[begin Data for the task]
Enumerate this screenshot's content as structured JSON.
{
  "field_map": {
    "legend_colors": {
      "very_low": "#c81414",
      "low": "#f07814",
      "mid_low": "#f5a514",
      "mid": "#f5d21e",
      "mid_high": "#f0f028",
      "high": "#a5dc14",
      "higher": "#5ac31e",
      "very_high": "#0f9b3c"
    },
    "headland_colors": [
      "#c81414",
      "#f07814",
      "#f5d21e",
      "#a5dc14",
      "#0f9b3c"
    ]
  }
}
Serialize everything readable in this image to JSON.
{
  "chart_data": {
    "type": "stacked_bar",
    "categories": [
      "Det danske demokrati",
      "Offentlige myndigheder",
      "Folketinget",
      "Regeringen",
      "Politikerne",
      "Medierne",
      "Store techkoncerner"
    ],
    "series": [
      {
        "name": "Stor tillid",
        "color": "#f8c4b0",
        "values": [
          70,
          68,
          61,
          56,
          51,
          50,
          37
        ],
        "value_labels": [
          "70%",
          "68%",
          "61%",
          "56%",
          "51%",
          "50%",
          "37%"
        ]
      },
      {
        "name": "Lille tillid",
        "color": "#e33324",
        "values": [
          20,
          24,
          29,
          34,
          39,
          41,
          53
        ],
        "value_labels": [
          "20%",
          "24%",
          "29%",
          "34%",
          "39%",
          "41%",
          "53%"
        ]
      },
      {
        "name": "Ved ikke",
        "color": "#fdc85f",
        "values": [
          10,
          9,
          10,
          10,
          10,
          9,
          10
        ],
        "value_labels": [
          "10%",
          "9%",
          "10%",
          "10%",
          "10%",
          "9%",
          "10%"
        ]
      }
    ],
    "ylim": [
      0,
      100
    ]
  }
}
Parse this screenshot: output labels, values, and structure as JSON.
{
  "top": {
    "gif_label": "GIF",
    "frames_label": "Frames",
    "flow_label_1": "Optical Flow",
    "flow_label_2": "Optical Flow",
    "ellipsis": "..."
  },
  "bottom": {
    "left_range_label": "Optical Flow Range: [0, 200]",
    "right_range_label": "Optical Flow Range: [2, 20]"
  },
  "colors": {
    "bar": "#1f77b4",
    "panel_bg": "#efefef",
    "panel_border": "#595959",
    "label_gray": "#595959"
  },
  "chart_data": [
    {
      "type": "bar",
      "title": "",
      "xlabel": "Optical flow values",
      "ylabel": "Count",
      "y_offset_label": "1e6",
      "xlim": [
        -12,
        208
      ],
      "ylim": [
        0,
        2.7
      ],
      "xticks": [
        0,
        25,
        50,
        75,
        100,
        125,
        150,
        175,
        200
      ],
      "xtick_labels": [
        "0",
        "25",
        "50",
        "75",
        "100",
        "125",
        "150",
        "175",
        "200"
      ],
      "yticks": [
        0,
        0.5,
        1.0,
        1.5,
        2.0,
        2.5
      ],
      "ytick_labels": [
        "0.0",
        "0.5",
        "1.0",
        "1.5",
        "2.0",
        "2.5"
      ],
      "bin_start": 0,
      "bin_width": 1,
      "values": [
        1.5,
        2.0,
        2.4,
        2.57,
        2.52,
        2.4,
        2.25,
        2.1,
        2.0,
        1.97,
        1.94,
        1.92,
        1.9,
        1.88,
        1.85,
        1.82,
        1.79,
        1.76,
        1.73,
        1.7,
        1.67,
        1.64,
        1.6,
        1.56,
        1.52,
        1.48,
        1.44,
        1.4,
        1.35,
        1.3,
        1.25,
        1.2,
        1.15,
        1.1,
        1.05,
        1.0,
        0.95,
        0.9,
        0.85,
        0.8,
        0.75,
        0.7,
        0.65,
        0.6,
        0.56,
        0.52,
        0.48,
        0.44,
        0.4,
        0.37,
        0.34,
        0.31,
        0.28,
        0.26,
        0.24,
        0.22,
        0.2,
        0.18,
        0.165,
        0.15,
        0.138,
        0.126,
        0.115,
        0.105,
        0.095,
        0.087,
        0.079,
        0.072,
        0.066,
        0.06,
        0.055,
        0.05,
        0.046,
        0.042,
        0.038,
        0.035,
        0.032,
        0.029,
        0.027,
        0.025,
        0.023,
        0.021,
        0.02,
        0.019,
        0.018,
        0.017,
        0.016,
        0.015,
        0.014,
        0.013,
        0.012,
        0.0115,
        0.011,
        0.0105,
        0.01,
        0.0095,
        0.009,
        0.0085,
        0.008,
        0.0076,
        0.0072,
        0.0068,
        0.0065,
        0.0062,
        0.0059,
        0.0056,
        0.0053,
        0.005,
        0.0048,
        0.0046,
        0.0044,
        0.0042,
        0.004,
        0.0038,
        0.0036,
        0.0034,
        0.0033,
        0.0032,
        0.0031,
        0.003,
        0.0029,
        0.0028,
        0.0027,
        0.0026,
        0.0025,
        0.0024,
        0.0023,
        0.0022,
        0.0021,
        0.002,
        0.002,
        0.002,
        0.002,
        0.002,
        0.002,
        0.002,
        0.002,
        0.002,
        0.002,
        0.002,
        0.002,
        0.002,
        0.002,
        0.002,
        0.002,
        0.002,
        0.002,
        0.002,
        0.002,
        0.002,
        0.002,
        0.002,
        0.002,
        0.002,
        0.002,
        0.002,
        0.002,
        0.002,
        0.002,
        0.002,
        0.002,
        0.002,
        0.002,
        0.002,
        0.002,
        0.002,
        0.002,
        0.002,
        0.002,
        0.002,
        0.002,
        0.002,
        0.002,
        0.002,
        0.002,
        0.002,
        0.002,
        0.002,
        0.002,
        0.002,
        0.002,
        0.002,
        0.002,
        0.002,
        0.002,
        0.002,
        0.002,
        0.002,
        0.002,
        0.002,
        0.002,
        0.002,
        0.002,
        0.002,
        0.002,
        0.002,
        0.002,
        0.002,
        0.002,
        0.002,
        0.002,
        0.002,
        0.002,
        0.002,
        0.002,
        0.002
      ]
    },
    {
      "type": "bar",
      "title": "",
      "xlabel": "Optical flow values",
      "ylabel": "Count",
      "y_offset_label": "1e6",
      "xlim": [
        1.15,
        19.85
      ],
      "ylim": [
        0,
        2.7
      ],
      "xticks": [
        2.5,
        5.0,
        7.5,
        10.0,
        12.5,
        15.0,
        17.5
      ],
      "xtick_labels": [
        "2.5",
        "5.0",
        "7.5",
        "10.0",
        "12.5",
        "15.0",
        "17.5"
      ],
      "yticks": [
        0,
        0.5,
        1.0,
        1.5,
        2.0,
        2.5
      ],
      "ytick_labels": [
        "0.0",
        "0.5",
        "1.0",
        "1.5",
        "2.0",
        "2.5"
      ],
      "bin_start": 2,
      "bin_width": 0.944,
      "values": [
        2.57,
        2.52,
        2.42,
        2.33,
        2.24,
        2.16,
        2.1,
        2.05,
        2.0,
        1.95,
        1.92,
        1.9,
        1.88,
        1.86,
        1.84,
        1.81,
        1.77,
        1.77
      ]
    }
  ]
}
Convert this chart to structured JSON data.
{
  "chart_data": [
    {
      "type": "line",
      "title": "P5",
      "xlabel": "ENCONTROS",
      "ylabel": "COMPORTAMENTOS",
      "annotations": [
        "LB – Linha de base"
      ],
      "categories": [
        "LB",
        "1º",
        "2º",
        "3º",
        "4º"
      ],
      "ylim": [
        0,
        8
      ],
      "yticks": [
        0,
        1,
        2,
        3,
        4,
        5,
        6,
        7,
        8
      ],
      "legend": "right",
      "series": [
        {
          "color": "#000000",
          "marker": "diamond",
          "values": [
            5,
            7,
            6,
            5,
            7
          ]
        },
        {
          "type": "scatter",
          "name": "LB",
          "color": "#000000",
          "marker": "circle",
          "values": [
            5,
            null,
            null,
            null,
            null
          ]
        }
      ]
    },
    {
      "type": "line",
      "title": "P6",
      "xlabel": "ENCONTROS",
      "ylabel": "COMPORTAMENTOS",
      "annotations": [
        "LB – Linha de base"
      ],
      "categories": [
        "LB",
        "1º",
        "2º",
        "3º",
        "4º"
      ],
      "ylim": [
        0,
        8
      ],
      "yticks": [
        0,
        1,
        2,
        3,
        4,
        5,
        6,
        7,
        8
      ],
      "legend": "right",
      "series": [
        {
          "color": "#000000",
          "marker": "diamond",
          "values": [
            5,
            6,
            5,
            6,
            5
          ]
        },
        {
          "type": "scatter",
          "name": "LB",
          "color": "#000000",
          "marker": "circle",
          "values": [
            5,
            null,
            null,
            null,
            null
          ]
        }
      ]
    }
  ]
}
[end Data for the task]
→ What is required
Return each line with "name".

→ Task solution
        "name": "Stor tillid",
        "name": "Lille tillid",
        "name": "Ved ikke",
          "name": "LB",
          "name": "LB",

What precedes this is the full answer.